Provided information:
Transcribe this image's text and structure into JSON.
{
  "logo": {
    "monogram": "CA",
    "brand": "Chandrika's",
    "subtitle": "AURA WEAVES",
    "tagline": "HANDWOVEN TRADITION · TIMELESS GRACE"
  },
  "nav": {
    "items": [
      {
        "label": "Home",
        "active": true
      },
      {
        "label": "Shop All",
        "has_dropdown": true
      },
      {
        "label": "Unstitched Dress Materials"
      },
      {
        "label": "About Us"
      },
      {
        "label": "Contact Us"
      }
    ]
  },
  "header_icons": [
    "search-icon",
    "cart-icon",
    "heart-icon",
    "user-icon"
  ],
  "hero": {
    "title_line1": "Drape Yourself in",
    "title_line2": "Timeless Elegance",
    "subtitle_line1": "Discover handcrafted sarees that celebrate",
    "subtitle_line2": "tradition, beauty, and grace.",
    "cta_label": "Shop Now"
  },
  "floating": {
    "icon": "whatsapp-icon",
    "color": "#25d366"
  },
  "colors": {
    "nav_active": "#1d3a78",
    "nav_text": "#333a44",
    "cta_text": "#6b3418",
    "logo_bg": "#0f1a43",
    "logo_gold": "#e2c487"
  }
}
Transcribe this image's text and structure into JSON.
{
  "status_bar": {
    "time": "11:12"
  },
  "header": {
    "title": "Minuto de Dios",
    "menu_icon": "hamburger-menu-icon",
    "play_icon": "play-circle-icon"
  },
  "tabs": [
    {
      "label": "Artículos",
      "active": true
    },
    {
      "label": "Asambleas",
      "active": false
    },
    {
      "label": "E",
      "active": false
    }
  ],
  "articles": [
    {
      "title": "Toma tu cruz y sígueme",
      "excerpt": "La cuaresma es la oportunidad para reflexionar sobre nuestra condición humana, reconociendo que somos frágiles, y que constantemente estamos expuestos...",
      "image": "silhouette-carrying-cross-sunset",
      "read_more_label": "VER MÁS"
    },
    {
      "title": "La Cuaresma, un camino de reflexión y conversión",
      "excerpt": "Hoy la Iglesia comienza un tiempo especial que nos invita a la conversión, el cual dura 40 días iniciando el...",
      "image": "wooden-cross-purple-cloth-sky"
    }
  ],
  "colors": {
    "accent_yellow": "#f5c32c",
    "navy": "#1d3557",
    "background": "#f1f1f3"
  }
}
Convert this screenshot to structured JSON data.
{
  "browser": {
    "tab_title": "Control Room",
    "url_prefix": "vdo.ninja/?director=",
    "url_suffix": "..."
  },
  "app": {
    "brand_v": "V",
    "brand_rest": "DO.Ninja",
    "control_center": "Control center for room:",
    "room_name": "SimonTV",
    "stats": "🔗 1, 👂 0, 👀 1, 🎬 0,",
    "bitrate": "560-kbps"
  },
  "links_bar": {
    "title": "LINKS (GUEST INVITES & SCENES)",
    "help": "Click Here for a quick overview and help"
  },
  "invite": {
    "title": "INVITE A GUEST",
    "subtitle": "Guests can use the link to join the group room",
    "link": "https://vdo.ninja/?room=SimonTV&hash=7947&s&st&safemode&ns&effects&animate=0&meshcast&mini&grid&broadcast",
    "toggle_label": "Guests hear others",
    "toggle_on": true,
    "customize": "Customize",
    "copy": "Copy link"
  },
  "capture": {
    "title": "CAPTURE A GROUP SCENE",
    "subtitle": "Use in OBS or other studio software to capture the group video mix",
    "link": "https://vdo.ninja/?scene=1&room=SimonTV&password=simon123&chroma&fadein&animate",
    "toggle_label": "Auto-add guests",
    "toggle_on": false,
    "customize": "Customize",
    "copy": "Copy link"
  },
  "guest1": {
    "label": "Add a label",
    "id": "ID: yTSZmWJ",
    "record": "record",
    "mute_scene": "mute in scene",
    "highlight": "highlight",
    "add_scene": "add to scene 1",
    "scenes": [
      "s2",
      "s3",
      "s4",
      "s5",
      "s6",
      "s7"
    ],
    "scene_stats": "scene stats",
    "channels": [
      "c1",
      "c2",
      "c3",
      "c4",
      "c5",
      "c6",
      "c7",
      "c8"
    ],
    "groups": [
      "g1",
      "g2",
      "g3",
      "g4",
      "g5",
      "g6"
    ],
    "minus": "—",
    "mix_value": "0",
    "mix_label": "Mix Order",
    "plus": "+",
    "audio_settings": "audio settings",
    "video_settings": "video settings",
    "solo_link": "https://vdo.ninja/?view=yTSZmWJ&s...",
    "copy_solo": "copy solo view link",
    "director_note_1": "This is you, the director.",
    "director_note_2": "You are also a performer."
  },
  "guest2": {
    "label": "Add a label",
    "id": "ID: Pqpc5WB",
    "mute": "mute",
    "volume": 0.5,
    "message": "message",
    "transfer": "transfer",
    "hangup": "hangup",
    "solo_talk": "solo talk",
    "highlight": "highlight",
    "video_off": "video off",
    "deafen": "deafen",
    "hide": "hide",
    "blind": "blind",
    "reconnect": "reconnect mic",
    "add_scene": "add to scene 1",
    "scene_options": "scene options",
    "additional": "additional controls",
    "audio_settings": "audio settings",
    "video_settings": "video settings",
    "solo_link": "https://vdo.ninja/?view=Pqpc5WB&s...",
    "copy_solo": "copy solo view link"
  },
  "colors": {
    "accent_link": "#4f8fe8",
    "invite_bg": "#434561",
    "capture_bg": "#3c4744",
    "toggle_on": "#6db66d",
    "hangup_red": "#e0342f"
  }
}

Task description:
Print all of the entries exactly as they appear.

Written solution:
Transcribe this image's text and structure into JSON.
{
  "logo": {
    "monogram": "CA",
    "brand": "Chandrika's",
    "subtitle": "AURA WEAVES",
    "tagline": "HANDWOVEN TRADITION · TIMELESS GRACE"
  },
  "nav": {
    "items": [
      {
        "label": "Home",
        "active": true
      },
      {
        "label": "Shop All",
        "has_dropdown": true
      },
      {
        "label": "Unstitched Dress Materials"
      },
      {
        "label": "About Us"
      },
      {
        "label": "Contact Us"
      }
    ]
  },
  "header_icons": [
    "search-icon",
    "cart-icon",
    "heart-icon",
    "user-icon"
  ],
  "hero": {
    "title_line1": "Drape Yourself in",
    "title_line2": "Timeless Elegance",
    "subtitle_line1": "Discover handcrafted sarees that celebrate",
    "subtitle_line2": "tradition, beauty, and grace.",
    "cta_label": "Shop Now"
  },
  "floating": {
    "icon": "whatsapp-icon",
    "color": "#25d366"
  },
  "colors": {
    "nav_active": "#1d3a78",
    "nav_text": "#333a44",
    "cta_text": "#6b3418",
    "logo_bg": "#0f1a43",
    "logo_gold": "#e2c487"
  }
}
Transcribe this image's text and structure into JSON.
{
  "status_bar": {
    "time": "11:12"
  },
  "header": {
    "title": "Minuto de Dios",
    "menu_icon": "hamburger-menu-icon",
    "play_icon": "play-circle-icon"
  },
  "tabs": [
    {
      "label": "Artículos",
      "active": true
    },
    {
      "label": "Asambleas",
      "active": false
    },
    {
      "label": "E",
      "active": false
    }
  ],
  "articles": [
    {
      "title": "Toma tu cruz y sígueme",
      "excerpt": "La cuaresma es la oportunidad para reflexionar sobre nuestra condición humana, reconociendo que somos frágiles, y que constantemente estamos expuestos...",
      "image": "silhouette-carrying-cross-sunset",
      "read_more_label": "VER MÁS"
    },
    {
      "title": "La Cuaresma, un camino de reflexión y conversión",
      "excerpt": "Hoy la Iglesia comienza un tiempo especial que nos invita a la conversión, el cual dura 40 días iniciando el...",
      "image": "wooden-cross-purple-cloth-sky"
    }
  ],
  "colors": {
    "accent_yellow": "#f5c32c",
    "navy": "#1d3557",
    "background": "#f1f1f3"
  }
}
Convert this screenshot to structured JSON data.
{
  "browser": {
    "tab_title": "Control Room",
    "url_prefix": "vdo.ninja/?director=",
    "url_suffix": "..."
  },
  "app": {
    "brand_v": "V",
    "brand_rest": "DO.Ninja",
    "control_center": "Control center for room:",
    "room_name": "SimonTV",
    "stats": "🔗 1, 👂 0, 👀 1, 🎬 0,",
    "bitrate": "560-kbps"
  },
  "links_bar": {
    "title": "LINKS (GUEST INVITES & SCENES)",
    "help": "Click Here for a quick overview and help"
  },
  "invite": {
    "title": "INVITE A GUEST",
    "subtitle": "Guests can use the link to join the group room",
    "link": "https://vdo.ninja/?room=SimonTV&hash=7947&s&st&safemode&ns&effects&animate=0&meshcast&mini&grid&broadcast",
    "toggle_label": "Guests hear others",
    "toggle_on": true,
    "customize": "Customize",
    "copy": "Copy link"
  },
  "capture": {
    "title": "CAPTURE A GROUP SCENE",
    "subtitle": "Use in OBS or other studio software to capture the group video mix",
    "link": "https://vdo.ninja/?scene=1&room=SimonTV&password=simon123&chroma&fadein&animate",
    "toggle_label": "Auto-add guests",
    "toggle_on": false,
    "customize": "Customize",
    "copy": "Copy link"
  },
  "guest1": {
    "label": "Add a label",
    "id": "ID: yTSZmWJ",
    "record": "record",
    "mute_scene": "mute in scene",
    "highlight": "highlight",
    "add_scene": "add to scene 1",
    "scenes": [
      "s2",
      "s3",
      "s4",
      "s5",
      "s6",
      "s7"
    ],
    "scene_stats": "scene stats",
    "channels": [
      "c1",
      "c2",
      "c3",
      "c4",
      "c5",
      "c6",
      "c7",
      "c8"
    ],
    "groups": [
      "g1",
      "g2",
      "g3",
      "g4",
      "g5",
      "g6"
    ],
    "minus": "—",
    "mix_value": "0",
    "mix_label": "Mix Order",
    "plus": "+",
    "audio_settings": "audio settings",
    "video_settings": "video settings",
    "solo_link": "https://vdo.ninja/?view=yTSZmWJ&s...",
    "copy_solo": "copy solo view link",
    "director_note_1": "This is you, the director.",
    "director_note_2": "You are also a performer."
  },
  "guest2": {
    "label": "Add a label",
    "id": "ID: Pqpc5WB",
    "mute": "mute",
    "volume": 0.5,
    "message": "message",
    "transfer": "transfer",
    "hangup": "hangup",
    "solo_talk": "solo talk",
    "highlight": "highlight",
    "video_off": "video off",
    "deafen": "deafen",
    "hide": "hide",
    "blind": "blind",
    "reconnect": "reconnect mic",
    "add_scene": "add to scene 1",
    "scene_options": "scene options",
    "additional": "additional controls",
    "audio_settings": "audio settings",
    "video_settings": "video settings",
    "solo_link": "https://vdo.ninja/?view=Pqpc5WB&s...",
    "copy_solo": "copy solo view link"
  },
  "colors": {
    "accent_link": "#4f8fe8",
    "invite_bg": "#434561",
    "capture_bg": "#3c4744",
    "toggle_on": "#6db66d",
    "hangup_red": "#e0342f"
  }
}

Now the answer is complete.